TASK. Pick out each line containing the string "this" and copy it.

(Stored data entries)
* * * * *
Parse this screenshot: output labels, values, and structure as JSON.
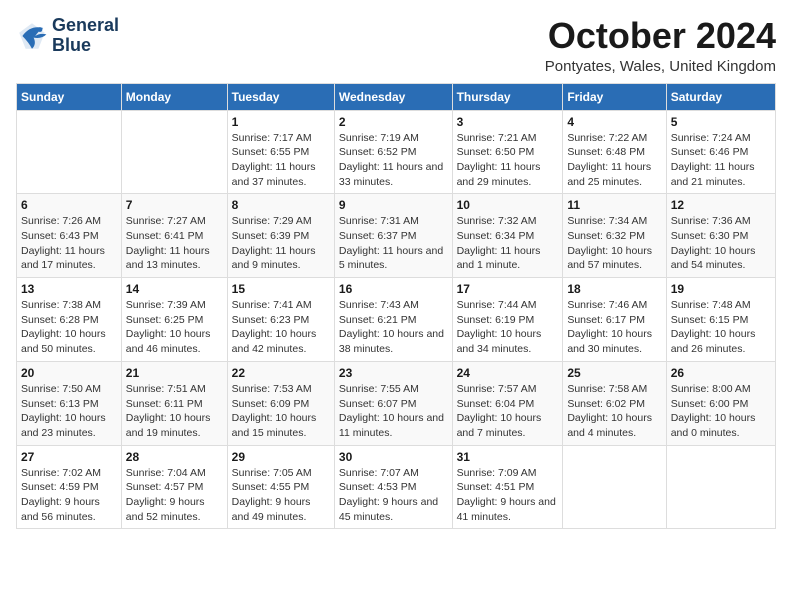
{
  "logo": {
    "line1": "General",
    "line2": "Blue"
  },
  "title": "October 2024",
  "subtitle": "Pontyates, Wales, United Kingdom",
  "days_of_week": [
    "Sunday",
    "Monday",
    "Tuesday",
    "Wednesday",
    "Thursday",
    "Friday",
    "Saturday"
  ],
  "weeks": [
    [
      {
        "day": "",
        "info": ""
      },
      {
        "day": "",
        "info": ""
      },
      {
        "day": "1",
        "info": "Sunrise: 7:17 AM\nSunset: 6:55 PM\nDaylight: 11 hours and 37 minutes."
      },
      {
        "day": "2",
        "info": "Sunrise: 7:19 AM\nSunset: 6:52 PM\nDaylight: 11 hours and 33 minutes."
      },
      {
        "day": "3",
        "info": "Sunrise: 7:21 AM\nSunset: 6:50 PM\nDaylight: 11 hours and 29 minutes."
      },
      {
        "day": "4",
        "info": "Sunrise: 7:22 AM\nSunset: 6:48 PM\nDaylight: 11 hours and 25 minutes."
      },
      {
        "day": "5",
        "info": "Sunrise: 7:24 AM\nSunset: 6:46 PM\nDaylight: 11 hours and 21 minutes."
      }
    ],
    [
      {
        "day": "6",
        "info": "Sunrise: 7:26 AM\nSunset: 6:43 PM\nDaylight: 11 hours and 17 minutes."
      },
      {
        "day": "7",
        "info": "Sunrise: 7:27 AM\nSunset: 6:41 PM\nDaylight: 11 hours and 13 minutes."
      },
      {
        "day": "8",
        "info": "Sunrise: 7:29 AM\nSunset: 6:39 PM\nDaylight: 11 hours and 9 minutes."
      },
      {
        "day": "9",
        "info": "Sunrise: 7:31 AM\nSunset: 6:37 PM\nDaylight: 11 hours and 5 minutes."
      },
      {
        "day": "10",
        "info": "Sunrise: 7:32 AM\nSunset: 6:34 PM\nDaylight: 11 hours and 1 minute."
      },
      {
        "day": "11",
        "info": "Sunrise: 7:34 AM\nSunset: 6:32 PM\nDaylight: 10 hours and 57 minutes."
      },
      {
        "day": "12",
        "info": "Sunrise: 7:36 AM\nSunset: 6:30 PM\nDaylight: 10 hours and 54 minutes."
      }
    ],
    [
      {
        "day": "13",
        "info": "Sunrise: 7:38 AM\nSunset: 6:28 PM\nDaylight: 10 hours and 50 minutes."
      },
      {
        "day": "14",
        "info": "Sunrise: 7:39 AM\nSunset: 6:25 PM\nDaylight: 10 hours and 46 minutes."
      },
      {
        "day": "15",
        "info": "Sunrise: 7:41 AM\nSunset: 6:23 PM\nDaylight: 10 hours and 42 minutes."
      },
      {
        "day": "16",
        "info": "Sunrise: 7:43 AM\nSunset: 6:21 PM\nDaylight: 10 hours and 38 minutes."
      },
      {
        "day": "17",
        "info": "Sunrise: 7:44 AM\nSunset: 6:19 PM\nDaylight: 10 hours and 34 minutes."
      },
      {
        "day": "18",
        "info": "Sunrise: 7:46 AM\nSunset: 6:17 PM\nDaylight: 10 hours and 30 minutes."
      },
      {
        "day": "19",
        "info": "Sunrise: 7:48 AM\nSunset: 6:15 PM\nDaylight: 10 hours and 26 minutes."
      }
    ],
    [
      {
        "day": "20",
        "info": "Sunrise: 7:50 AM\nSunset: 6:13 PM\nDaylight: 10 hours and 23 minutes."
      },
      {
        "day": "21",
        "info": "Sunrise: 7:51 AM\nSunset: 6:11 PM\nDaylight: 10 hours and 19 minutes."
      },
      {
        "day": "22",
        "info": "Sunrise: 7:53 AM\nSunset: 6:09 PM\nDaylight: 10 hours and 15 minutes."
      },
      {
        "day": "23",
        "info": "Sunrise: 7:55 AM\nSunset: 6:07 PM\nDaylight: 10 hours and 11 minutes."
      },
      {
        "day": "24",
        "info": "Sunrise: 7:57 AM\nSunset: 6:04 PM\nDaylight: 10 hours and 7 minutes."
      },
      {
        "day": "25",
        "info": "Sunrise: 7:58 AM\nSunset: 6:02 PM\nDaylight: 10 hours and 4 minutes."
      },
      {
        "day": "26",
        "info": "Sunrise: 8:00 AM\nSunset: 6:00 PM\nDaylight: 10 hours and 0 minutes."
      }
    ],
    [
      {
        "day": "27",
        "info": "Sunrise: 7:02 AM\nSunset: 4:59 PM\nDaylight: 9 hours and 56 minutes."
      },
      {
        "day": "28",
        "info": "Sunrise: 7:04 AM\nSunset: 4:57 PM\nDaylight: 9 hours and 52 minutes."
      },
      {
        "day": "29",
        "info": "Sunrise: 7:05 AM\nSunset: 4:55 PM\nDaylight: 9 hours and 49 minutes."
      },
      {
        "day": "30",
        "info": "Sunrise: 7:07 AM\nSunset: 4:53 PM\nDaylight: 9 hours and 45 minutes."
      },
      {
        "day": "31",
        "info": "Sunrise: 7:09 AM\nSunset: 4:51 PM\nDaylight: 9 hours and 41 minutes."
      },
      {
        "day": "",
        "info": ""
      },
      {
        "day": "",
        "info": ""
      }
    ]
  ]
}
* * * * *
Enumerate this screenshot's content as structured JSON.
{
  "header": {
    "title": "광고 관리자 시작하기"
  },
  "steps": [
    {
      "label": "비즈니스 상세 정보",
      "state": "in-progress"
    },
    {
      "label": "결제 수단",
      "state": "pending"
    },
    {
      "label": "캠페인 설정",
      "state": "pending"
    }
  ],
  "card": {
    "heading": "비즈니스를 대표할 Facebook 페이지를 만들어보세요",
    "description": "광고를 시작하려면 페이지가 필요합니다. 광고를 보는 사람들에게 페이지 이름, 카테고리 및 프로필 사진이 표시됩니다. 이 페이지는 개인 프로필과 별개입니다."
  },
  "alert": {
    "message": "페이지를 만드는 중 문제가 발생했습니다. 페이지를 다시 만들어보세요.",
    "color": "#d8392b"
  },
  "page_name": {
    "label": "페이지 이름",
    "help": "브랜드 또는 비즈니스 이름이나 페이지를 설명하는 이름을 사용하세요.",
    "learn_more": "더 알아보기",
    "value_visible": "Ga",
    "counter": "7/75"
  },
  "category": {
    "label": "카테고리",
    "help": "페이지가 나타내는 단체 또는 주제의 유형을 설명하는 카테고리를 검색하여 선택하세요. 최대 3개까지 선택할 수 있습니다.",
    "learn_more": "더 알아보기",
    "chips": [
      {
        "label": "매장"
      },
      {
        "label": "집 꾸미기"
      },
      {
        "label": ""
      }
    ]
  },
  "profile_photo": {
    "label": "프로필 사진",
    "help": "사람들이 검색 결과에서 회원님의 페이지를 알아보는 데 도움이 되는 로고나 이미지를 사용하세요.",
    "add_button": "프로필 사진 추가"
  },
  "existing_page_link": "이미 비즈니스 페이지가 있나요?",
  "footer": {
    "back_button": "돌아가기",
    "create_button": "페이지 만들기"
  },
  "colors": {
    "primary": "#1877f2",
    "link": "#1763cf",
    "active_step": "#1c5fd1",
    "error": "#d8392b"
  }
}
* * * * *
ANSWER TO THE PROBLEM.
Parse this screenshot: output labels, values, and structure as JSON.
Enumerate this screenshot's content as structured JSON.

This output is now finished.